(Beginning of TEXT SEGMENT)

(Reuters) - China approved a COVID-19 vaccine developed by an affiliate of state-backed pharmaceutical giant Sinopharm on Thursday, making it the country’s first approved shot for general public use, as it braces for increased transmission risks over winter.
DONG-YAN JIN, PROFESSOR AT THE SCHOOL OF BIOMEDICAL SCIENCES, THE UNIVERSITY OF HONG KONG
“We still have not seen key details, such as the number of trial participants and infections in Phase 3 trials for the vaccine. That said, China’s approval indicates that at least regulators have access to such key information.
“China’s approval could boost the credibility of the vaccine. But if the vaccine wants to take a share in the global market, especially in developed countries, more data is necessary. If the vaccine could win approval in the United States or European Union, where the regulatory bars are higher than in China and in UAE, more people would trust it.”
GARY NG, ECONOMIST, NATIXIS, HONG KONG
“While more vaccines with higher effective rate are positive for economic growth and sentiment, the market seems to be immune to related news. A small reaction is seen in the share price of Sinopharm but the spillover towards wider asset classes is absent with limited reaction in the yuan and Chinese equities.

(End of TEXT SEGMENT)

→ EXERCISE REQUIREMENTS:
(a) Copy the passage on China's Sinopharm vaccine approval from "(Reuters) - China" up to and including "such key information.".
(b) Summarize the passage on China's Sinopharm vaccine approval in two sentences.
(c) Continue the passage on China's Sinopharm vaccine approval from the point where it stops.

(Beginning of RECORDED INFORMATION)

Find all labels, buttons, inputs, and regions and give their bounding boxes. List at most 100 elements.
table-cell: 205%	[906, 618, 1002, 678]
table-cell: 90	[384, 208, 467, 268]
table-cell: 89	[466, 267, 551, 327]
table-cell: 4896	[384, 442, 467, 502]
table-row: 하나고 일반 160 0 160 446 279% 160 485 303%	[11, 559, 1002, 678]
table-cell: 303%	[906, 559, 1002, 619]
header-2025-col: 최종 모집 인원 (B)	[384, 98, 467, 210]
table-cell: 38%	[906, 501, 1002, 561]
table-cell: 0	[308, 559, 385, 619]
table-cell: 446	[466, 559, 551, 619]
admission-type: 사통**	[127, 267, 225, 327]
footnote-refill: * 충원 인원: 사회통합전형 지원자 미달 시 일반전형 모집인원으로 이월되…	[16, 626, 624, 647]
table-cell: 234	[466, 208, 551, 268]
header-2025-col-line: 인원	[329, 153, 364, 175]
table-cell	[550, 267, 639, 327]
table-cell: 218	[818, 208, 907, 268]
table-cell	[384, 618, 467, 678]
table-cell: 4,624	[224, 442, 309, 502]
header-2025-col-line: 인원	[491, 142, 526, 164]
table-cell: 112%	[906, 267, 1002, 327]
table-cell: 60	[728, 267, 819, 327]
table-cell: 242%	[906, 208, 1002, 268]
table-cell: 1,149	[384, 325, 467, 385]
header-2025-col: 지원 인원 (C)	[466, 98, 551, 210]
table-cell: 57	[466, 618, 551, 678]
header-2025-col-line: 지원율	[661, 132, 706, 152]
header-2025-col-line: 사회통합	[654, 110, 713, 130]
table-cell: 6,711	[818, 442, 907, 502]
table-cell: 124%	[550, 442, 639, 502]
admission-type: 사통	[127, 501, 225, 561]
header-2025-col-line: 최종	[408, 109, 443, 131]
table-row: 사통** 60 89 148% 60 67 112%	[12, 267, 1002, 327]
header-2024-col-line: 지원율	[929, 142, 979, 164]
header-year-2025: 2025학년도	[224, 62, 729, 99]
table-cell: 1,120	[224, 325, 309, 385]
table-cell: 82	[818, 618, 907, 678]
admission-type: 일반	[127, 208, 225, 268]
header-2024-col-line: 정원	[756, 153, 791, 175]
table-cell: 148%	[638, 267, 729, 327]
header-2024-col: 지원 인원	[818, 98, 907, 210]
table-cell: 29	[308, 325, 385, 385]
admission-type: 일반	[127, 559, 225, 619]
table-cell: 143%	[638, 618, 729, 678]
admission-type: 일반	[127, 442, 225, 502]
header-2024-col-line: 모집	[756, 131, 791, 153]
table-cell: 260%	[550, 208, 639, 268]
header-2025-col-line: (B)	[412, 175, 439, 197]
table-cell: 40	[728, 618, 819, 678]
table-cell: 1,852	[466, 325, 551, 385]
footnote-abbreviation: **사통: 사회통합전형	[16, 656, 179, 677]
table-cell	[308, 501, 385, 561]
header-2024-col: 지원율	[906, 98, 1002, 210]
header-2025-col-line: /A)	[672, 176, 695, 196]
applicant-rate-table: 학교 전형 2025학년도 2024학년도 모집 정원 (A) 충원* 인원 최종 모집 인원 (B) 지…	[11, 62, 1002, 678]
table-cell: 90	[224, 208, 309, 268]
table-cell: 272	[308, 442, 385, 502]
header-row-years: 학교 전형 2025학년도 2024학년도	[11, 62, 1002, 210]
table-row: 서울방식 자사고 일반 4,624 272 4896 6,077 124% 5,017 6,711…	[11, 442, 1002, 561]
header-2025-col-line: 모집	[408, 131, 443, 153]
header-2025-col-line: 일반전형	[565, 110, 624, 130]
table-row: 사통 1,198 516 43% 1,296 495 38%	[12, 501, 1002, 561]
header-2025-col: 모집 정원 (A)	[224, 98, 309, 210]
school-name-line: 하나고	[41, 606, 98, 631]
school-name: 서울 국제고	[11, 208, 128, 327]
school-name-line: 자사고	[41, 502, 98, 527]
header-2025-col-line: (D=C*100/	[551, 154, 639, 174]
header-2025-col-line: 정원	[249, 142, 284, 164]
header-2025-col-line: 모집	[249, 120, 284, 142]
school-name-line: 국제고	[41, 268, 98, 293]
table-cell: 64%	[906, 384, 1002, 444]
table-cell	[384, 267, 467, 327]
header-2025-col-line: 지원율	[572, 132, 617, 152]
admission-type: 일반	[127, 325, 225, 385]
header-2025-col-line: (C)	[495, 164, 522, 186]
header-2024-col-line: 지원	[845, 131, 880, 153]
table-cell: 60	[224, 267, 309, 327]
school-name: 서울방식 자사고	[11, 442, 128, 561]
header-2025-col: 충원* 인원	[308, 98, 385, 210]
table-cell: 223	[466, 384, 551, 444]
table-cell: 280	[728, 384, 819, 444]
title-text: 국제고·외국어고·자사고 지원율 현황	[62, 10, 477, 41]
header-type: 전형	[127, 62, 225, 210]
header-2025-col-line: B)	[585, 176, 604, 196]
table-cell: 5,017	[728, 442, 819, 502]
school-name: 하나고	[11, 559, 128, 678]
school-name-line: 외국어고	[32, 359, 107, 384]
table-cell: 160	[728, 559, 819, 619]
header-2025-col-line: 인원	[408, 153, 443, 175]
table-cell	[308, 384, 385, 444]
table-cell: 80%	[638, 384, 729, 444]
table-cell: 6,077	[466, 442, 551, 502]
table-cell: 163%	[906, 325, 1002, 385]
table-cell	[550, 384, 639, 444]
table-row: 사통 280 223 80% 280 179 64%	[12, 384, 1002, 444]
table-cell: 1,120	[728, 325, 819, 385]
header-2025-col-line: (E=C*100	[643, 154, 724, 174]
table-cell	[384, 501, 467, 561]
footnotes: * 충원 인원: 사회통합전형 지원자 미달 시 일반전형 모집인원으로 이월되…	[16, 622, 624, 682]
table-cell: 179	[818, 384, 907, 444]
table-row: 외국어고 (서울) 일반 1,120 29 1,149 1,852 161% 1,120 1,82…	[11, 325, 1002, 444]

(End of RECORDED INFORMATION)

→ RESULTS FOR THE EXERCISE:
(a)
(Reuters) - China approved a COVID-19 vaccine developed by an affiliate of state-backed pharmaceutical giant Sinopharm on Thursday, making it the country’s first approved shot for general public use, as it braces for increased transmission risks over winter.
DONG-YAN JIN, PROFESSOR AT THE SCHOOL OF BIOMEDICAL SCIENCES, THE UNIVERSITY OF HONG KONG
“We still have not seen key details, such as the number of trial participants and infections in Phase 3 trials for the vaccine. That said, China’s approval indicates that at least regulators have access to such key information.

(b) On Thursday, China approved a COVID-19 vaccine developed by an affiliate of Sinopharm, its first shot approved for general public use. A University of Hong Kong professor said the approval could boost the vaccine's credibility but more data would be needed for global trust, and a Natixis economist said markets showed little reaction beyond a small move in Sinopharm's share price.

(c)
“The general market focus seems to be on the fiscal stimulus in the U.S. rather than more announcements of vaccines, which is already priced in. For the market to react more strongly in 2021, large-scale rollout with positive outcome are needed to drive the momentum higher.”
NIKOLAI PETROVSKY, PROFESSOR IN THE COLLEGE OF MEDICINE AND PUBLIC HEALTH AT FLINDERS UNIVERSITY, ADELAIDE, AUSTRALIA
“I don’t think the Chinese approval or the UK emergency use approval of their respective vaccines should be taken too seriously by third party countries, who will need to perform their own independent assessments.
“There is an ongoing paucity of data on the Chinese vaccines, so despite headline results suggesting 79% effectiveness it is hard to know what this means without access to all the data. There is a lot of politics right now in the COVID-19 vaccine market with each country that has a vaccine under pressure to get them approved and made available.
I would be very surprised to see any western country approving this Chinese vaccine without a lot more data.”